**** Dataset extract

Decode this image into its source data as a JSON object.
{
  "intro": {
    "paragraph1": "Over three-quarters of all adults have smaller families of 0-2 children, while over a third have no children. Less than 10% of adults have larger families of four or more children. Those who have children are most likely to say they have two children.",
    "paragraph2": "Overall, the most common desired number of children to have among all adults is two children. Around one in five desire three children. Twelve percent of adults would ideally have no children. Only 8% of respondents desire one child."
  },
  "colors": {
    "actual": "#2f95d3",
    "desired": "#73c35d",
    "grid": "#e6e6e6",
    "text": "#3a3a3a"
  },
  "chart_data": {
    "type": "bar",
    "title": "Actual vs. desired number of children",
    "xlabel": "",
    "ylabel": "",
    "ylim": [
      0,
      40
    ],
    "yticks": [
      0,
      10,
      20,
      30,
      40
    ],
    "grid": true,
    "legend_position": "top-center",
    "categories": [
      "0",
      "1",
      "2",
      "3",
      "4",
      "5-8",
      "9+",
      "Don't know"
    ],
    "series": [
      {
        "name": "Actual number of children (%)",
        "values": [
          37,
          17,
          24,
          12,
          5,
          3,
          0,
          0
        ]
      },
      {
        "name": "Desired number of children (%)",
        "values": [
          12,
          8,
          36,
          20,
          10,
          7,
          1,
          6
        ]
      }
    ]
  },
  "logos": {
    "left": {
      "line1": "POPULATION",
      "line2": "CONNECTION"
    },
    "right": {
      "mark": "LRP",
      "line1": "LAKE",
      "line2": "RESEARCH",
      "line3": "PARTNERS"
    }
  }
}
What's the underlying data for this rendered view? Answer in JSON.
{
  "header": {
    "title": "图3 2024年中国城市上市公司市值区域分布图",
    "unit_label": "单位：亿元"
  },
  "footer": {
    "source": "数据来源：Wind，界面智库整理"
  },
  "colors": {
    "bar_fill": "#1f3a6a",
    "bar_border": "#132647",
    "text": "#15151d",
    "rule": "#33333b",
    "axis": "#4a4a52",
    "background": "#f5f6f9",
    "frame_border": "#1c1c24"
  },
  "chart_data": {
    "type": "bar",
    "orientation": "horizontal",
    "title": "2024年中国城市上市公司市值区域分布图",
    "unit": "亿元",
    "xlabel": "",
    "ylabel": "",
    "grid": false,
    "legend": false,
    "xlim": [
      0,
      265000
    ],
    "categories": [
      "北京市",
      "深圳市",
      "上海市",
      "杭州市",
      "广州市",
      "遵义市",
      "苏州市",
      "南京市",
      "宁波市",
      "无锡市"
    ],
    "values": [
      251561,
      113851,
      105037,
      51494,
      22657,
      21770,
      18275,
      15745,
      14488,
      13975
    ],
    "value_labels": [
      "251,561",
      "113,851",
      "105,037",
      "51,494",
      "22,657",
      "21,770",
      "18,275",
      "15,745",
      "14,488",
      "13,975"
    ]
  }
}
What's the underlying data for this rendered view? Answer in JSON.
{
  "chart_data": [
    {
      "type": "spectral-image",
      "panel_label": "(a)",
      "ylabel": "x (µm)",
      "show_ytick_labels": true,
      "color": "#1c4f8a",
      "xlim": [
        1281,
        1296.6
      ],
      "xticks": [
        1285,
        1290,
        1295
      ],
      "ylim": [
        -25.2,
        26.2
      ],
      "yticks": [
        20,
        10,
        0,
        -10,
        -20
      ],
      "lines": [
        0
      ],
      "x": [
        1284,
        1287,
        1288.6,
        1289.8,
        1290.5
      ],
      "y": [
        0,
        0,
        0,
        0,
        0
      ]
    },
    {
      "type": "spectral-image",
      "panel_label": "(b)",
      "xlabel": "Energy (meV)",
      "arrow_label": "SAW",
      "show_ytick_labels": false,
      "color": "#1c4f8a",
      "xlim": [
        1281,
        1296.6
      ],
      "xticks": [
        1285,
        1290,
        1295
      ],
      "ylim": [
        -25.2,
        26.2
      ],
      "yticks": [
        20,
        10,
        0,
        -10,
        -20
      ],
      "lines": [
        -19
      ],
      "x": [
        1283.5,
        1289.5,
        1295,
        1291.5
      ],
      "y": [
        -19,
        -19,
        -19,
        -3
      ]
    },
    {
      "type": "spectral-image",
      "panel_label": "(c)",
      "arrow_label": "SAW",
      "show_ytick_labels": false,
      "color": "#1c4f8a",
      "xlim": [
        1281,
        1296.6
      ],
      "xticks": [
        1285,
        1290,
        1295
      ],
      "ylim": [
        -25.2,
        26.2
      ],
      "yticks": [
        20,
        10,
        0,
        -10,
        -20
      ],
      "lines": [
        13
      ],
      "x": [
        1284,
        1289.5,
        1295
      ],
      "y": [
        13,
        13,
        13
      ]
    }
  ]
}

********

Your instructions: Copy out each line of the data where the string "false" appears.

Problem solution:
    "grid": false,
    "legend": false,
      "show_ytick_labels": false,
      "show_ytick_labels": false,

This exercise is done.